==== Records for this exercise

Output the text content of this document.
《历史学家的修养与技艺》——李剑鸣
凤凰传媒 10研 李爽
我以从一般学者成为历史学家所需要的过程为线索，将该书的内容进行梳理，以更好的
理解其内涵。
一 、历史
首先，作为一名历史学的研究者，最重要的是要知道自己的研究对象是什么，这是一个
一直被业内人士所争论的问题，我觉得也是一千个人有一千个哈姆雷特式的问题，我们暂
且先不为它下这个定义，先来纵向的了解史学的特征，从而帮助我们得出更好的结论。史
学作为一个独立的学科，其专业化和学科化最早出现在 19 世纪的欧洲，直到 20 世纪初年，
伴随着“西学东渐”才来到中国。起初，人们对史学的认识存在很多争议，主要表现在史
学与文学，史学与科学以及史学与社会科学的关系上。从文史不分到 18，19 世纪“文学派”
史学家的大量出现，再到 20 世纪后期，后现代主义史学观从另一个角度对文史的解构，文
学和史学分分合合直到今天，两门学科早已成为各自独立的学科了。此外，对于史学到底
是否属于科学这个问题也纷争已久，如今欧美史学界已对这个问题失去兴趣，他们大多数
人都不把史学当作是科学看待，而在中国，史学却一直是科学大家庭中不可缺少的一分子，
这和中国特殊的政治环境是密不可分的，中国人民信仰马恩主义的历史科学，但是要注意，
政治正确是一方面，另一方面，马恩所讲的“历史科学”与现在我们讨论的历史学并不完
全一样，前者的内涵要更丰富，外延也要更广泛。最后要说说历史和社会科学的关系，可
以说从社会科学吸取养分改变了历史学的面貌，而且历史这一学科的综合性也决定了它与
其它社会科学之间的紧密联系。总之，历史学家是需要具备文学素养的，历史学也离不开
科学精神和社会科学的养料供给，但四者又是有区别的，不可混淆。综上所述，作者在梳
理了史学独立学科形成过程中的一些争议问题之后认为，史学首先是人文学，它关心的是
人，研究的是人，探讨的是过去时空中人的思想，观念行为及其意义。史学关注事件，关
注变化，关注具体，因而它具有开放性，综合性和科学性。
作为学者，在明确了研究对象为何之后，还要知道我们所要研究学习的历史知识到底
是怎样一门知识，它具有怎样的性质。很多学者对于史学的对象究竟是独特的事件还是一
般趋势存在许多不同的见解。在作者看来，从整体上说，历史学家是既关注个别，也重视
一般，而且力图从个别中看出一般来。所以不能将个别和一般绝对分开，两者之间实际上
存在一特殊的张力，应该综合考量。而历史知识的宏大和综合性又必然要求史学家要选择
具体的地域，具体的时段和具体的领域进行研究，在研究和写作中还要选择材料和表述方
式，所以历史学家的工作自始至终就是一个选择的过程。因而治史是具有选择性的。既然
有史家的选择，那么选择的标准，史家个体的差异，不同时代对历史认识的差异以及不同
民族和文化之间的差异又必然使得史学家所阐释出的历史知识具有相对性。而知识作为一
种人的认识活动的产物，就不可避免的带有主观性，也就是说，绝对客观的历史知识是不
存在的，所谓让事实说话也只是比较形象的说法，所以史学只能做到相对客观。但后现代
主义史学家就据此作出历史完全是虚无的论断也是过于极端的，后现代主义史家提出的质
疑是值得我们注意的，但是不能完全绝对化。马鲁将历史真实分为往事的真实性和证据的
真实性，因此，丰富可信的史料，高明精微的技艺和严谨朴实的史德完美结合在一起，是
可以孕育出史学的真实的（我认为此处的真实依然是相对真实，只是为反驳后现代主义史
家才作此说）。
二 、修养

========

• _Task description_
Transcribe the material above in its entirety. Match it exactly.

• _Final answer_
Output the text content of this document.
《历史学家的修养与技艺》——李剑鸣
凤凰传媒 10研 李爽
我以从一般学者成为历史学家所需要的过程为线索，将该书的内容进行梳理，以更好的
理解其内涵。
一 、历史
首先，作为一名历史学的研究者，最重要的是要知道自己的研究对象是什么，这是一个
一直被业内人士所争论的问题，我觉得也是一千个人有一千个哈姆雷特式的问题，我们暂
且先不为它下这个定义，先来纵向的了解史学的特征，从而帮助我们得出更好的结论。史
学作为一个独立的学科，其专业化和学科化最早出现在 19 世纪的欧洲，直到 20 世纪初年，
伴随着“西学东渐”才来到中国。起初，人们对史学的认识存在很多争议，主要表现在史
学与文学，史学与科学以及史学与社会科学的关系上。从文史不分到 18，19 世纪“文学派”
史学家的大量出现，再到 20 世纪后期，后现代主义史学观从另一个角度对文史的解构，文
学和史学分分合合直到今天，两门学科早已成为各自独立的学科了。此外，对于史学到底
是否属于科学这个问题也纷争已久，如今欧美史学界已对这个问题失去兴趣，他们大多数
人都不把史学当作是科学看待，而在中国，史学却一直是科学大家庭中不可缺少的一分子，
这和中国特殊的政治环境是密不可分的，中国人民信仰马恩主义的历史科学，但是要注意，
政治正确是一方面，另一方面，马恩所讲的“历史科学”与现在我们讨论的历史学并不完
全一样，前者的内涵要更丰富，外延也要更广泛。最后要说说历史和社会科学的关系，可
以说从社会科学吸取养分改变了历史学的面貌，而且历史这一学科的综合性也决定了它与
其它社会科学之间的紧密联系。总之，历史学家是需要具备文学素养的，历史学也离不开
科学精神和社会科学的养料供给，但四者又是有区别的，不可混淆。综上所述，作者在梳
理了史学独立学科形成过程中的一些争议问题之后认为，史学首先是人文学，它关心的是
人，研究的是人，探讨的是过去时空中人的思想，观念行为及其意义。史学关注事件，关
注变化，关注具体，因而它具有开放性，综合性和科学性。
作为学者，在明确了研究对象为何之后，还要知道我们所要研究学习的历史知识到底
是怎样一门知识，它具有怎样的性质。很多学者对于史学的对象究竟是独特的事件还是一
般趋势存在许多不同的见解。在作者看来，从整体上说，历史学家是既关注个别，也重视
一般，而且力图从个别中看出一般来。所以不能将个别和一般绝对分开，两者之间实际上
存在一特殊的张力，应该综合考量。而历史知识的宏大和综合性又必然要求史学家要选择
具体的地域，具体的时段和具体的领域进行研究，在研究和写作中还要选择材料和表述方
式，所以历史学家的工作自始至终就是一个选择的过程。因而治史是具有选择性的。既然
有史家的选择，那么选择的标准，史家个体的差异，不同时代对历史认识的差异以及不同
民族和文化之间的差异又必然使得史学家所阐释出的历史知识具有相对性。而知识作为一
种人的认识活动的产物，就不可避免的带有主观性，也就是说，绝对客观的历史知识是不
存在的，所谓让事实说话也只是比较形象的说法，所以史学只能做到相对客观。但后现代
主义史学家就据此作出历史完全是虚无的论断也是过于极端的，后现代主义史家提出的质
疑是值得我们注意的，但是不能完全绝对化。马鲁将历史真实分为往事的真实性和证据的
真实性，因此，丰富可信的史料，高明精微的技艺和严谨朴实的史德完美结合在一起，是
可以孕育出史学的真实的（我认为此处的真实依然是相对真实，只是为反驳后现代主义史
家才作此说）。
二 、修养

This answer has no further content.